- **Written task**
Within the records that follow, find every line containing the string "Краткое". Copy those lines.

- **Records shown**
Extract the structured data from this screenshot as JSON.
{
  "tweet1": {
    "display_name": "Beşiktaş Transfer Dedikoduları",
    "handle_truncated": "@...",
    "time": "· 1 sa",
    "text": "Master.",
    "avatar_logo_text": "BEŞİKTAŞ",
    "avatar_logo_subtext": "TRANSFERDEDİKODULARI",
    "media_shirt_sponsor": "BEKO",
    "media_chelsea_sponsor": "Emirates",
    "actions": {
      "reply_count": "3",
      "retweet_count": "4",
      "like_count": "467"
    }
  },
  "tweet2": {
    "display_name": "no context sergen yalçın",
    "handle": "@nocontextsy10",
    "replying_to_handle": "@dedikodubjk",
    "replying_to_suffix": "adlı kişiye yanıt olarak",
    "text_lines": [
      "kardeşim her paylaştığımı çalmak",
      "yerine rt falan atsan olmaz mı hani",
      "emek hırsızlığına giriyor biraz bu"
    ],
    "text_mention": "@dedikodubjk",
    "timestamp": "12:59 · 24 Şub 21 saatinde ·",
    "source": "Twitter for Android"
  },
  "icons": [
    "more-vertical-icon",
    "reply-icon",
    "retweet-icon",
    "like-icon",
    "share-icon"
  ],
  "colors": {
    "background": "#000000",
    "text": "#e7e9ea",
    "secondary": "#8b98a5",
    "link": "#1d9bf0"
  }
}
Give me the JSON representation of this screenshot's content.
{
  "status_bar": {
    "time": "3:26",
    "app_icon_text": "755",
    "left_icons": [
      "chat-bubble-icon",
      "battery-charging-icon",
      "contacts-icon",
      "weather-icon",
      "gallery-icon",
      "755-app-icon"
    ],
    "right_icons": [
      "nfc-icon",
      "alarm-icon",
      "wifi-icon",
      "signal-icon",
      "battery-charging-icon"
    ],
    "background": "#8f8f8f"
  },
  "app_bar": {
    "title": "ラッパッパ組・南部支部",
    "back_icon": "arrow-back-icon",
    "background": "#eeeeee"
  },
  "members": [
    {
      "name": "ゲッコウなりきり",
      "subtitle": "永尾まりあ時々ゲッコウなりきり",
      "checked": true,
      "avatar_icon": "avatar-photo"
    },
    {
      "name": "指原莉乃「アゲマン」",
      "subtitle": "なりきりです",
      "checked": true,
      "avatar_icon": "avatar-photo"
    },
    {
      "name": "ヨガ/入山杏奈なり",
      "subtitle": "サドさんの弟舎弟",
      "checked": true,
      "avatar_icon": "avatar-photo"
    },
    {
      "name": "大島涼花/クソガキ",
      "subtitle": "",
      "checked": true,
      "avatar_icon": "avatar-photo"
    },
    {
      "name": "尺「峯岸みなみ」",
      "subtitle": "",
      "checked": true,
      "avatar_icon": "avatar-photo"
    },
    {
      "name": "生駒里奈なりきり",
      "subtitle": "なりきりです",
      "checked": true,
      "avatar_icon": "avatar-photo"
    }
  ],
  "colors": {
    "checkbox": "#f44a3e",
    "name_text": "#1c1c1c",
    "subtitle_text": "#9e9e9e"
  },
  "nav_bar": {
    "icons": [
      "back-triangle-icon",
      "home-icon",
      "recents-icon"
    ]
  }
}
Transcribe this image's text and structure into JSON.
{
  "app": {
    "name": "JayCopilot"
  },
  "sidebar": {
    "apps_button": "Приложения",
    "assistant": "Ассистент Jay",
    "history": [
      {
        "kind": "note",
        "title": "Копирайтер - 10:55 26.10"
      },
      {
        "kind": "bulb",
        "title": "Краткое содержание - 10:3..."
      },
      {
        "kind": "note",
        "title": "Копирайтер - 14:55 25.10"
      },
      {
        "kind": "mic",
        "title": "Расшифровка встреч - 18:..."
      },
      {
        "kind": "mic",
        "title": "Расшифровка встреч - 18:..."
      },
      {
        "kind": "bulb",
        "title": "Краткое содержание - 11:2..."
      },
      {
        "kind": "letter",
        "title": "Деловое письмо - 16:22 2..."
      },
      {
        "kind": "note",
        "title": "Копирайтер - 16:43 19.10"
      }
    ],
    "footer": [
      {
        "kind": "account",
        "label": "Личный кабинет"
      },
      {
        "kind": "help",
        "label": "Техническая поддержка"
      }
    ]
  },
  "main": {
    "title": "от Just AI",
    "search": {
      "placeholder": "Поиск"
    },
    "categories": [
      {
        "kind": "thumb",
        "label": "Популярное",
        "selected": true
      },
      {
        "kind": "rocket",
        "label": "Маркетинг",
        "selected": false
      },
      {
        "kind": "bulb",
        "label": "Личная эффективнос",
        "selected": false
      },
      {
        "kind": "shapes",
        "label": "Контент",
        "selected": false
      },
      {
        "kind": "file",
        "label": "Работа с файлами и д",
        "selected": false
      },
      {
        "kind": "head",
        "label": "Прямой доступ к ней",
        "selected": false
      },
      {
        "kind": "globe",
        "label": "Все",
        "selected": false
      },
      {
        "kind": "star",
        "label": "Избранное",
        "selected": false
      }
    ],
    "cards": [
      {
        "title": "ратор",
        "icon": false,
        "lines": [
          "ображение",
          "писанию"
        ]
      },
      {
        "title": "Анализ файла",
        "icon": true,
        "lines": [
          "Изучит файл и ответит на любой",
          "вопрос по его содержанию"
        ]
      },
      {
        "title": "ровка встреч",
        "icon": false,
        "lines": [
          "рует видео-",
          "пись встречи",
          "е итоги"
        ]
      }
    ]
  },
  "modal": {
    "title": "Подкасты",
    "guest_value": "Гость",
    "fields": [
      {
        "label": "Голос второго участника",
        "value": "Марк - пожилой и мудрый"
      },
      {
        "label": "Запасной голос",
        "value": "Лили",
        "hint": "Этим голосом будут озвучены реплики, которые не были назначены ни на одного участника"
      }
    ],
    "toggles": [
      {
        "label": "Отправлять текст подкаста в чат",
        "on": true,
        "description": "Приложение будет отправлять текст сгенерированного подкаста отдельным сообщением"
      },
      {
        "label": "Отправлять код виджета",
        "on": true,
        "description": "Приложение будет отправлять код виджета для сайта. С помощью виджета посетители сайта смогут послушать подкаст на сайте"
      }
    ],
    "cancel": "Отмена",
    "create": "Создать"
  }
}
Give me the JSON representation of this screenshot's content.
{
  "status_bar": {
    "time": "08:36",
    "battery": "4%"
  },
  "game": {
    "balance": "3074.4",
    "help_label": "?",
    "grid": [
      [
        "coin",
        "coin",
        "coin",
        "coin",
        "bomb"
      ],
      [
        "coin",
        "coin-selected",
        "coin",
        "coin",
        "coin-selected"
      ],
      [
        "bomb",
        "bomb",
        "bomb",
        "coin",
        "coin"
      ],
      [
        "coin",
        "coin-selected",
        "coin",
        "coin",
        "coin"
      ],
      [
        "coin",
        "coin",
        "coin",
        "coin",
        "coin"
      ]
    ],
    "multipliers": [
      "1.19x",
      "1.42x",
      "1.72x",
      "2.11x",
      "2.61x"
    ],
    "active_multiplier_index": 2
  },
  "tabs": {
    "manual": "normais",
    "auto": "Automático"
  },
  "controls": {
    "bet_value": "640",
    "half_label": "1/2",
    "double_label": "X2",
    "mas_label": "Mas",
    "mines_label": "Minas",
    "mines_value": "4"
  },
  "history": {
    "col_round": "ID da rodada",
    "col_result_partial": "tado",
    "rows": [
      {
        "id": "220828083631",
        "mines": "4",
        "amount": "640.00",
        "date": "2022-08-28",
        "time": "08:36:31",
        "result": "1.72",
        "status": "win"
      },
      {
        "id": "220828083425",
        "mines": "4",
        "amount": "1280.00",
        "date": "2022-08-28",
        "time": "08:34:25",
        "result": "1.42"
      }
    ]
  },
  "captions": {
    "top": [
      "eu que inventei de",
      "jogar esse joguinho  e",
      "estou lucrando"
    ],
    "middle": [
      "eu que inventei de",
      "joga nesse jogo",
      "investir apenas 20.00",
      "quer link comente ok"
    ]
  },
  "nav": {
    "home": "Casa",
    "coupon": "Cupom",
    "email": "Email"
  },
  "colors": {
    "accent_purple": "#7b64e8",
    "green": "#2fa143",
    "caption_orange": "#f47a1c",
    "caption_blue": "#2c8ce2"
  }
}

- **Solution to this problem**
        "title": "Краткое содержание - 10:3..."
        "title": "Краткое содержание - 11:2..."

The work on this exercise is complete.